_Short problem_
From the line containing "What text is on this page?" down to the last line of the material, return those lines verbatim and only those.
------------------------
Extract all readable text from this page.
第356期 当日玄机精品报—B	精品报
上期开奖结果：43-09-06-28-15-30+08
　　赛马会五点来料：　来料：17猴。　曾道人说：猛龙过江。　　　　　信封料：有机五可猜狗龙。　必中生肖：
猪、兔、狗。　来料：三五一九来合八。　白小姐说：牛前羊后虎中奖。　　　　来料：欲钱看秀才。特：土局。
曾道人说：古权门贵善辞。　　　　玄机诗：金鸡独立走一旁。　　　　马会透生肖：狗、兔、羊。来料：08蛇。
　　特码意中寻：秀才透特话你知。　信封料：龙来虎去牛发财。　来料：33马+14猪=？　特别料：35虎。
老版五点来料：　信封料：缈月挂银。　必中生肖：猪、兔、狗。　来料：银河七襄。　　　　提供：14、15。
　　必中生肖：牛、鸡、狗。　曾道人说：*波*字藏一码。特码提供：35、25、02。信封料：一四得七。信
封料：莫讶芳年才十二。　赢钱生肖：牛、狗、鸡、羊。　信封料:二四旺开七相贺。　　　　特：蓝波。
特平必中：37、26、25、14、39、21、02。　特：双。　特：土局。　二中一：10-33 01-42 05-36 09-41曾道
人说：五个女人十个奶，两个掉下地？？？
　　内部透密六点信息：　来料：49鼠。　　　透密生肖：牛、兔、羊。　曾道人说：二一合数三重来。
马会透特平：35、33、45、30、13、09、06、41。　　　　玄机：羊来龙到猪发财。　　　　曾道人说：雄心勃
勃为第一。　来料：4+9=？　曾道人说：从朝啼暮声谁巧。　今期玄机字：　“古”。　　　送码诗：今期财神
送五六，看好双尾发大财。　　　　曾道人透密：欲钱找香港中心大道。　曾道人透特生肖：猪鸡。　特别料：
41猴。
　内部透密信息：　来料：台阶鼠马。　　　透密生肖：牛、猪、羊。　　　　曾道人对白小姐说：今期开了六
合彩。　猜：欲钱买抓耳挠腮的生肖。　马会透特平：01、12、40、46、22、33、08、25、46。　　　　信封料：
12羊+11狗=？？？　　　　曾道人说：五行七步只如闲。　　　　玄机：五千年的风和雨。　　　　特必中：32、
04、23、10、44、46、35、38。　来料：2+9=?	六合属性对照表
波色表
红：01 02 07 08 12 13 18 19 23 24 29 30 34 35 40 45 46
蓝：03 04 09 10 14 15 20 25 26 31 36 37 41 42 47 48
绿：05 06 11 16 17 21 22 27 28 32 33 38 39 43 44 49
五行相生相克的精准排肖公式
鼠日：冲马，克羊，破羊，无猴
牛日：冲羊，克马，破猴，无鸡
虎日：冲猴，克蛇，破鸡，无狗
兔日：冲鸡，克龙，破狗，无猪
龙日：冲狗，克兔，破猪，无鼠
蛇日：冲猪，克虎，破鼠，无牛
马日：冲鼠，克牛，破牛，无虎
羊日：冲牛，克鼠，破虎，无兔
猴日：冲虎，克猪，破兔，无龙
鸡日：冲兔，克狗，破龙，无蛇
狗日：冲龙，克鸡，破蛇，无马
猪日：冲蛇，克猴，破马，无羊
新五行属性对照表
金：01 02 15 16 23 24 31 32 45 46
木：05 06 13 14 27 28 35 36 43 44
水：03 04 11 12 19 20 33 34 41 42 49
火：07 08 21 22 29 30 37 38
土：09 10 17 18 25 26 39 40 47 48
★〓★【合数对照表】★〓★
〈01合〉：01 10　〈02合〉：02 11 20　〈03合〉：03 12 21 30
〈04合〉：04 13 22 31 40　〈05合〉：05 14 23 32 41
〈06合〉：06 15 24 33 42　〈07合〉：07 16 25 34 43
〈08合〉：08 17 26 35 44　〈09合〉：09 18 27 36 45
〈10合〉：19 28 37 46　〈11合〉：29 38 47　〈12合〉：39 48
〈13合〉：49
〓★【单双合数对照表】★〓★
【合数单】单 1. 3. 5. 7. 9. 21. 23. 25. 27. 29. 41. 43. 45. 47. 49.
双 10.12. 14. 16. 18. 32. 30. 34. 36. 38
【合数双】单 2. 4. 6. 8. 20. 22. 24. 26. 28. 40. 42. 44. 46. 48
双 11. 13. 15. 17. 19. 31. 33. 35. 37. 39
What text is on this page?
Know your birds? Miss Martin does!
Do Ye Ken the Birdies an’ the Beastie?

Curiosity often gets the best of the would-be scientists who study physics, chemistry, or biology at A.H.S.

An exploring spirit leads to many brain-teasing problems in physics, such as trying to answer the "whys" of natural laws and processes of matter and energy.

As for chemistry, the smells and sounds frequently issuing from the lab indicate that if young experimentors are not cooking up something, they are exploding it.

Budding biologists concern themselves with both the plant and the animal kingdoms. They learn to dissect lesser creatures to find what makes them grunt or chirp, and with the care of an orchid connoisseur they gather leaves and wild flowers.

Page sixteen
------------------------
_Solved problem_
What text is on this page?
Know your birds? Miss Martin does!
Do Ye Ken the Birdies an’ the Beastie?

Curiosity often gets the best of the would-be scientists who study physics, chemistry, or biology at A.H.S.

An exploring spirit leads to many brain-teasing problems in physics, such as trying to answer the "whys" of natural laws and processes of matter and energy.

As for chemistry, the smells and sounds frequently issuing from the lab indicate that if young experimentors are not cooking up something, they are exploding it.

Budding biologists concern themselves with both the plant and the animal kingdoms. They learn to dissect lesser creatures to find what makes them grunt or chirp, and with the care of an orchid connoisseur they gather leaves and wild flowers.

Page sixteen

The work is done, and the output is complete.